=== AIM OF THE EXERCISE ===
Locate every line in the material below that has the word "Literature". Copy each of those lines.

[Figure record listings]
┏━━

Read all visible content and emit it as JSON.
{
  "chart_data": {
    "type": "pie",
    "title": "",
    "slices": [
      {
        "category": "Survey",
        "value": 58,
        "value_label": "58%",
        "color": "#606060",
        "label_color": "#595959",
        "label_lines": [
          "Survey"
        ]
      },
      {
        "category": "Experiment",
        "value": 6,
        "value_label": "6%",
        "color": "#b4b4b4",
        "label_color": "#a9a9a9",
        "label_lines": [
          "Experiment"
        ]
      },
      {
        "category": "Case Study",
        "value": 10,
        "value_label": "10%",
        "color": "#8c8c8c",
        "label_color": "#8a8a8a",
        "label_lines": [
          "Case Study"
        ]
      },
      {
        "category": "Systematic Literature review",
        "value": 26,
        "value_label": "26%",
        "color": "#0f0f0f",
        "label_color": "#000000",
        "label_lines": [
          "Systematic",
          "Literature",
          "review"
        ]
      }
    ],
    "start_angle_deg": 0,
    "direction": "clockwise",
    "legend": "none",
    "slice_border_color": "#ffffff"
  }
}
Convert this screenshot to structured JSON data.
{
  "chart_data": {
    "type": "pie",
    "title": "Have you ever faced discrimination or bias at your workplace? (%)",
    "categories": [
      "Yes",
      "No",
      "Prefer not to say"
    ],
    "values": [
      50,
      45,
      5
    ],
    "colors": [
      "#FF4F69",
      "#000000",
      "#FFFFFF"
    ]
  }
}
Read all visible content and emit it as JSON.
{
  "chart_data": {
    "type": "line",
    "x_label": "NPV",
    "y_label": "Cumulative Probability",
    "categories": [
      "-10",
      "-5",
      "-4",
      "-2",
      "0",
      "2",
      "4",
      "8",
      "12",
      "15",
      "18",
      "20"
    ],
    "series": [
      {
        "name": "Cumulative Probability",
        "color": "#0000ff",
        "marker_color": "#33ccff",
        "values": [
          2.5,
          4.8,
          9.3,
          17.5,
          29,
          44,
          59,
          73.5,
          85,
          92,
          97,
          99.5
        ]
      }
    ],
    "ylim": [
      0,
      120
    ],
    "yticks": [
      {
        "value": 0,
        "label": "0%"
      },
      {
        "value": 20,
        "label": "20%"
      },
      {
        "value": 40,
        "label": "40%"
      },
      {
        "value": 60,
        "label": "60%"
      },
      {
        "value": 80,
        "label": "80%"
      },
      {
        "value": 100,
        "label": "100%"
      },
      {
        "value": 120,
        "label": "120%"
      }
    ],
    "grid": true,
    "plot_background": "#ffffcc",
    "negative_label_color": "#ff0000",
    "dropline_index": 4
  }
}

┗━━

=== WRITTEN RESPONSE ===
        "category": "Systematic Literature review",
          "Literature",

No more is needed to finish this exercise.